• Direction: Sort through the entries below and pull out lines containing the word "this".

• Records for the exercise:
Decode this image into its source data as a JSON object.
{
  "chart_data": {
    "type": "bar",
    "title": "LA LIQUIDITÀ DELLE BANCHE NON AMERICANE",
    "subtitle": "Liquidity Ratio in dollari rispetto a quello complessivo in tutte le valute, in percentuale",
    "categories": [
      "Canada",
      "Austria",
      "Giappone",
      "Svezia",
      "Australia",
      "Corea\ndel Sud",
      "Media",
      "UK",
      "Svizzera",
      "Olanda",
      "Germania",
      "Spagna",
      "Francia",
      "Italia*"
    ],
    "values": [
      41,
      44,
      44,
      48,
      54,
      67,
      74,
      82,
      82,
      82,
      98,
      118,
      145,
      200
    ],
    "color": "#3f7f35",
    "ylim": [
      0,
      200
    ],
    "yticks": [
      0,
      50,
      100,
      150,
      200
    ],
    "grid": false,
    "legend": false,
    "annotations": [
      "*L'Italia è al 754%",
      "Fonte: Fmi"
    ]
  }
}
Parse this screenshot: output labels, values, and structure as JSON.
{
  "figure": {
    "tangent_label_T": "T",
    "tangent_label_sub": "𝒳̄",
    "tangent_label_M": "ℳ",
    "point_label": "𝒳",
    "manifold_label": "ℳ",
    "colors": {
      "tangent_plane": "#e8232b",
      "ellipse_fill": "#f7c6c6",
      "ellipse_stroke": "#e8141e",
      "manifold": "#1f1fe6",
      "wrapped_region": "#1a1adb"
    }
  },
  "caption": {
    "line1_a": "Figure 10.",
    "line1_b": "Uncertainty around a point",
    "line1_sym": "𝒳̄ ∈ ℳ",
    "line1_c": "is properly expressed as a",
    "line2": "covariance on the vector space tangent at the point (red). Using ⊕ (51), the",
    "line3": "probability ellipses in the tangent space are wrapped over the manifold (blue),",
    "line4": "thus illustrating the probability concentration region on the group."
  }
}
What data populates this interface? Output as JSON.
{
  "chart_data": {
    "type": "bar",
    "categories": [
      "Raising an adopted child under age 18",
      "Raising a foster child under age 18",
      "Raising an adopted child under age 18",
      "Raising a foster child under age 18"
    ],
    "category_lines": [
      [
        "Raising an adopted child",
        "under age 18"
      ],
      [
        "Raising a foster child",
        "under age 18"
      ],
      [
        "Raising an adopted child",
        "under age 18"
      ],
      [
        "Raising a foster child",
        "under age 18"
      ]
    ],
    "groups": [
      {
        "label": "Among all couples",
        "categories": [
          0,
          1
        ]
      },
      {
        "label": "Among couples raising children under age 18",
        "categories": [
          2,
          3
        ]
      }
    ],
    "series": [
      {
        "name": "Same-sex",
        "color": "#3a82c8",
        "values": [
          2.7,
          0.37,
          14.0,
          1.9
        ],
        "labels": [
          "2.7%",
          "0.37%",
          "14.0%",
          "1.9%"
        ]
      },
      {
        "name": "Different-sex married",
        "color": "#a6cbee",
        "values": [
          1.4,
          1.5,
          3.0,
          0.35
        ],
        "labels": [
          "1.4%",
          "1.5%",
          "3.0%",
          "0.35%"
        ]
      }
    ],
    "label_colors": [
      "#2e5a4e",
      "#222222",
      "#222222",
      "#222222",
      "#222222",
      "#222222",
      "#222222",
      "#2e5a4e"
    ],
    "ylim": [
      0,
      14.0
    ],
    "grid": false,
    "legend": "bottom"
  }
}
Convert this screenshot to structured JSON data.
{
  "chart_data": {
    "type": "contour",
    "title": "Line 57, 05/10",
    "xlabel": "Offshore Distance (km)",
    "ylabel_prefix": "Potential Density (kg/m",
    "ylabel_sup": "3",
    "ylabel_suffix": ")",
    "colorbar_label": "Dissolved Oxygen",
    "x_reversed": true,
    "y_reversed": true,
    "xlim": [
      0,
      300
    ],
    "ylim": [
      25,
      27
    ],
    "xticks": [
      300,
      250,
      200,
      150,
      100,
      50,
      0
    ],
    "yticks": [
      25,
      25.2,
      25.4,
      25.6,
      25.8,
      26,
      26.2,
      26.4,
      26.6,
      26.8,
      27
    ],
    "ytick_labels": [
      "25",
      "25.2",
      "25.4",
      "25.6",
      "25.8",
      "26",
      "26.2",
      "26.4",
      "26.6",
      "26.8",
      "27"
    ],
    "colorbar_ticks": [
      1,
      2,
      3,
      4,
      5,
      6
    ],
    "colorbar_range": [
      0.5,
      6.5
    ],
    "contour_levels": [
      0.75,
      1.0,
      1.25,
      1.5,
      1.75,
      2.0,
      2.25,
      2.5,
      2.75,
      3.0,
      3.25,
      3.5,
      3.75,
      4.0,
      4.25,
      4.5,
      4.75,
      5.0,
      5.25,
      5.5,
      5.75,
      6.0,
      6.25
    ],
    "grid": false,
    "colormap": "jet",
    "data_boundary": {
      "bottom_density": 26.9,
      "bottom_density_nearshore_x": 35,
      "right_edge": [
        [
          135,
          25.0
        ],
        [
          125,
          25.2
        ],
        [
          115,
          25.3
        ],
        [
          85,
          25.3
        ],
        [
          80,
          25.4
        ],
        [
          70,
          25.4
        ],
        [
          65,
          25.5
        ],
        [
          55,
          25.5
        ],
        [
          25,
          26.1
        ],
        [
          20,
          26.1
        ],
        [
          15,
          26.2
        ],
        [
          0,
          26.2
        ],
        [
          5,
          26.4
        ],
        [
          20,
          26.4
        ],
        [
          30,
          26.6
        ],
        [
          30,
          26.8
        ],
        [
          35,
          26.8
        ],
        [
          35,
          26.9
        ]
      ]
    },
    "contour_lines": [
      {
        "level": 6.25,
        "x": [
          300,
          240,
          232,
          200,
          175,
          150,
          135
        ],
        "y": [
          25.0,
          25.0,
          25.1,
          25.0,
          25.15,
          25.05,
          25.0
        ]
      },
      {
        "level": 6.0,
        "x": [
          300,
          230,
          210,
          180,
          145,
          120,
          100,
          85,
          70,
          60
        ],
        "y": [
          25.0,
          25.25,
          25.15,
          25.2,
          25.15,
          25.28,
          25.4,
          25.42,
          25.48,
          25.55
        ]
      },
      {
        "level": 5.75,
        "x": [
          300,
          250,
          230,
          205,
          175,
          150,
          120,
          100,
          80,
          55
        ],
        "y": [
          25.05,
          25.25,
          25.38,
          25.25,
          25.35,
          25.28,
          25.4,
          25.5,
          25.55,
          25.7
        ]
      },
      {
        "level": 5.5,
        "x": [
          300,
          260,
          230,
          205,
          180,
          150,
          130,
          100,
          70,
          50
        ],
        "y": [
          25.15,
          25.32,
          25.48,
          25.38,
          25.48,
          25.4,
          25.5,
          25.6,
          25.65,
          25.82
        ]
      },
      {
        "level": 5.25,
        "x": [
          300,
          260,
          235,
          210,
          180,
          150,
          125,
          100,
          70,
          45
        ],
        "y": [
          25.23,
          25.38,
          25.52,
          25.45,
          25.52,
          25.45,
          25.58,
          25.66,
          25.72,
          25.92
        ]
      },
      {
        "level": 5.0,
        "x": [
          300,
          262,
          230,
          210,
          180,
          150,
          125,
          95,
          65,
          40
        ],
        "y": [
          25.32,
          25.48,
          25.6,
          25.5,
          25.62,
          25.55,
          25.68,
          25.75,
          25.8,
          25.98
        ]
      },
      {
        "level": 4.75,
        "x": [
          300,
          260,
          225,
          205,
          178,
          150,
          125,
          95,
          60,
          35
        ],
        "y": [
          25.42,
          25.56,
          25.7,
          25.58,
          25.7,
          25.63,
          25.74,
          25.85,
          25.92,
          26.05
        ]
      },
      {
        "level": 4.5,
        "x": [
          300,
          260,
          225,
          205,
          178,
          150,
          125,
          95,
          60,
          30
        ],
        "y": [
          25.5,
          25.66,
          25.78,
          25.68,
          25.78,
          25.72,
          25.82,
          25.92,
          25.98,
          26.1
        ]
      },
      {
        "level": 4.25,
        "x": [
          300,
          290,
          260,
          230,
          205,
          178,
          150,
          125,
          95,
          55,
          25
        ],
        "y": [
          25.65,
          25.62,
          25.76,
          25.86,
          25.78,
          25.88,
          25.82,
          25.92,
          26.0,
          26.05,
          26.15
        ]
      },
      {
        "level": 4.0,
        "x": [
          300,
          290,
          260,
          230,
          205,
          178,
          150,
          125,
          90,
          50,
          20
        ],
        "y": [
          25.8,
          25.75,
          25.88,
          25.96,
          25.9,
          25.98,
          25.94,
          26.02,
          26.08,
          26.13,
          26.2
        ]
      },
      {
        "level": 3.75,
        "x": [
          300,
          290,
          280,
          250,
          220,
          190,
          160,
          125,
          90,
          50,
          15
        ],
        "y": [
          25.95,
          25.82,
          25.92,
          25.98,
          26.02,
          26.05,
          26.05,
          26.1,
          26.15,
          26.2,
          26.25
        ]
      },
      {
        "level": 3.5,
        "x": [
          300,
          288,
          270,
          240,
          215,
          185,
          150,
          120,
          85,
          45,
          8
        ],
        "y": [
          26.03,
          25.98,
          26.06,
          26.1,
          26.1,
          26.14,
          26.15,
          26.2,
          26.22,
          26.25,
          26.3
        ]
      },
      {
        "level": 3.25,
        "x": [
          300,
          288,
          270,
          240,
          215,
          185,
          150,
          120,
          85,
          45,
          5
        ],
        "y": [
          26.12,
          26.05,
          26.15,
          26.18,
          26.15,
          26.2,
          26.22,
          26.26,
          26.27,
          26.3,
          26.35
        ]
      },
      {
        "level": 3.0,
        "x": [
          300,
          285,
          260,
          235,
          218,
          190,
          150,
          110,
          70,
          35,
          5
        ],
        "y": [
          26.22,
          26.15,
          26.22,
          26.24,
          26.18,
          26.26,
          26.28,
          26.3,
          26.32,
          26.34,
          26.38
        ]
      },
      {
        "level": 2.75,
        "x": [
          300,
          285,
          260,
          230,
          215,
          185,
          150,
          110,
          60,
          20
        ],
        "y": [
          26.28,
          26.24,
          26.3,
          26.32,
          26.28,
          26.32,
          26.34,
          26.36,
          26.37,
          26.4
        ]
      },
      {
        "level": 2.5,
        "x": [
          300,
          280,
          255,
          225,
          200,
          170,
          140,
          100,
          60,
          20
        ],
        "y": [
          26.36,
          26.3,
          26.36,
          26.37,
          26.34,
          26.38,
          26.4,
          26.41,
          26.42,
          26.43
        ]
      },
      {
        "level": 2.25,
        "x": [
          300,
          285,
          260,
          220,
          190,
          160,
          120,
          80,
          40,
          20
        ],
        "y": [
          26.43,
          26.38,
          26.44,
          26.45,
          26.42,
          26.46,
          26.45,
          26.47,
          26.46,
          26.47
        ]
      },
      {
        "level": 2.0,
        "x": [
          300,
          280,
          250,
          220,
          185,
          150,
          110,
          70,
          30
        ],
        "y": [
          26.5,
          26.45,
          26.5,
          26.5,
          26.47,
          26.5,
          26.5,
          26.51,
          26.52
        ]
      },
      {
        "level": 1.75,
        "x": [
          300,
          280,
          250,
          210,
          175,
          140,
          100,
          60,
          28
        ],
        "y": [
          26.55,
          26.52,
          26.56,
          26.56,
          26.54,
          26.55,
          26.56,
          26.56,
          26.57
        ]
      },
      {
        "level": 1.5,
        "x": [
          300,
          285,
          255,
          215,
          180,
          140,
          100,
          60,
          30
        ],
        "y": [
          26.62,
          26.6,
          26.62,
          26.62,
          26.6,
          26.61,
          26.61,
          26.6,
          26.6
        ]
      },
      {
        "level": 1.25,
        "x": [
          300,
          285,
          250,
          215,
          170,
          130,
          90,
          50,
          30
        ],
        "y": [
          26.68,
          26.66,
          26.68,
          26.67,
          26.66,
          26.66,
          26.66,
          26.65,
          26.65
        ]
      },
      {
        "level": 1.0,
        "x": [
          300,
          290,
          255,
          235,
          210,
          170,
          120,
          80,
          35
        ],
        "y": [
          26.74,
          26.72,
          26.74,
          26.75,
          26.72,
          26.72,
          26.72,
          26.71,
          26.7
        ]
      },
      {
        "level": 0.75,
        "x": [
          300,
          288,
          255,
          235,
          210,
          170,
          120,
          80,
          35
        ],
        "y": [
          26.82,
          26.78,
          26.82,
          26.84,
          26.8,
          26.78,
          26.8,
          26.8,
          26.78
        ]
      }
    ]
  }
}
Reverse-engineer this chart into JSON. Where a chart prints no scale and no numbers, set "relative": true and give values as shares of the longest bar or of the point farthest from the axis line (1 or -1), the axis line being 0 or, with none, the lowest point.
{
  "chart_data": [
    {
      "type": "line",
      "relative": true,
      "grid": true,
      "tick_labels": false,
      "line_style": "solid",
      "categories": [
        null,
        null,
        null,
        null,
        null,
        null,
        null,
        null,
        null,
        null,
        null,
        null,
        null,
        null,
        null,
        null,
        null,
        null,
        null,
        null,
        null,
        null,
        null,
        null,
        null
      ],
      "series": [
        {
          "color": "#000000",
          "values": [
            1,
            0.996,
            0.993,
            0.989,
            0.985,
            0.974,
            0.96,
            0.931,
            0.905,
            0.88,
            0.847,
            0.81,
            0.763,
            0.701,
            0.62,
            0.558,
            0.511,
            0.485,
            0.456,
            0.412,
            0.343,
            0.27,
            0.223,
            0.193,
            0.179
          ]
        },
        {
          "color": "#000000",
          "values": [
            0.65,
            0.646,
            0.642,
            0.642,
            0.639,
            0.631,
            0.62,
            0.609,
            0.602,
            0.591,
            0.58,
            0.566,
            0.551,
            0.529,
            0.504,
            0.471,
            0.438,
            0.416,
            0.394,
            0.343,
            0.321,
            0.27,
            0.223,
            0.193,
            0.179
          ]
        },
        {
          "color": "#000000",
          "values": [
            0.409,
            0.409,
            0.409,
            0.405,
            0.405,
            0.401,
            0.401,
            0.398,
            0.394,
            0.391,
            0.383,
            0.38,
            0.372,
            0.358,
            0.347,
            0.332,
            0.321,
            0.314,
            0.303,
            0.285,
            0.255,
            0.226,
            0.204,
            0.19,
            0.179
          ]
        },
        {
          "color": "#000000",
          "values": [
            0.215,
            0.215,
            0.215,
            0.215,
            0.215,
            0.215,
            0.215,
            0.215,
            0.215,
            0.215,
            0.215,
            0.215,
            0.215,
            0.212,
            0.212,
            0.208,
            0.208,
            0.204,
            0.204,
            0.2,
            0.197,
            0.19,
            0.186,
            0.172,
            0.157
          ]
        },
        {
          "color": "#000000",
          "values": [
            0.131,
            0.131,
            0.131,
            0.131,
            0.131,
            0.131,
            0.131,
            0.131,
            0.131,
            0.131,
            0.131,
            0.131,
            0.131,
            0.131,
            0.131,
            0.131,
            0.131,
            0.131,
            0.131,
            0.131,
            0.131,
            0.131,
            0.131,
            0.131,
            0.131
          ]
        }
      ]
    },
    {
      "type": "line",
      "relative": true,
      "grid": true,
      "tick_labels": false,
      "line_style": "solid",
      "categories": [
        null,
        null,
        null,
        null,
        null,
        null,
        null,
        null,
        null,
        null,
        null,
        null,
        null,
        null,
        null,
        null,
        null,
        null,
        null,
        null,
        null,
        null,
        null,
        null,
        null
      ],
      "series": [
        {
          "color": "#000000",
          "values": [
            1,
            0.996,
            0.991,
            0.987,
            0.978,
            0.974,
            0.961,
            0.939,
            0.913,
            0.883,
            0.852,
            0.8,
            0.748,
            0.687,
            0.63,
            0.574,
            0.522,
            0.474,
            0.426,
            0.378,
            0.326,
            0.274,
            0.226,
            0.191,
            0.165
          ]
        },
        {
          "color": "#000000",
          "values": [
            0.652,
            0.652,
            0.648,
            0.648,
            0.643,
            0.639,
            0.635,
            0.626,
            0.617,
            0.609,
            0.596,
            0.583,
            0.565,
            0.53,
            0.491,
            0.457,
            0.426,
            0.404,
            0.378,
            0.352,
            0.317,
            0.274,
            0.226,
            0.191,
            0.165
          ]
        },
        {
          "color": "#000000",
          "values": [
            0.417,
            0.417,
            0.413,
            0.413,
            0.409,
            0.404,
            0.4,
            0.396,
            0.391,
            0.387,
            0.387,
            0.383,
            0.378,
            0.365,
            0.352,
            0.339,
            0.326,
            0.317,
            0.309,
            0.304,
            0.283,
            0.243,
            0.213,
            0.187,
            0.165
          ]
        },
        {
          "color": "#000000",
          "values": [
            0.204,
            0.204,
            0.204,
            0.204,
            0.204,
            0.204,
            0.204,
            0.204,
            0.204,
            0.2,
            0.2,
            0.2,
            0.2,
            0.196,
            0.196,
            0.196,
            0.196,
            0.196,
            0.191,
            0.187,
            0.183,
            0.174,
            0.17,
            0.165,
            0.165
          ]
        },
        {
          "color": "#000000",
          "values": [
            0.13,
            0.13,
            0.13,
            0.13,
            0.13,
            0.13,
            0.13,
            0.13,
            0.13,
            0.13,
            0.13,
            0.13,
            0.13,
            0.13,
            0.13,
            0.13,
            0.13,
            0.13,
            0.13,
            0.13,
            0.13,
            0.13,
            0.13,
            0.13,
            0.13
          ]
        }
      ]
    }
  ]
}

• The result:
Decode this image into its source data as a JSON object.
Parse this screenshot: output labels, values, and structure as JSON.
What data populates this interface? Output as JSON.
Convert this screenshot to structured JSON data.
Reverse-engineer this chart into JSON. Where a chart prints no scale and no numbers, set "relative": true and give values as shares of the longest bar or of the point farthest from the axis line (1 or -1), the axis line being 0 or, with none, the lowest point.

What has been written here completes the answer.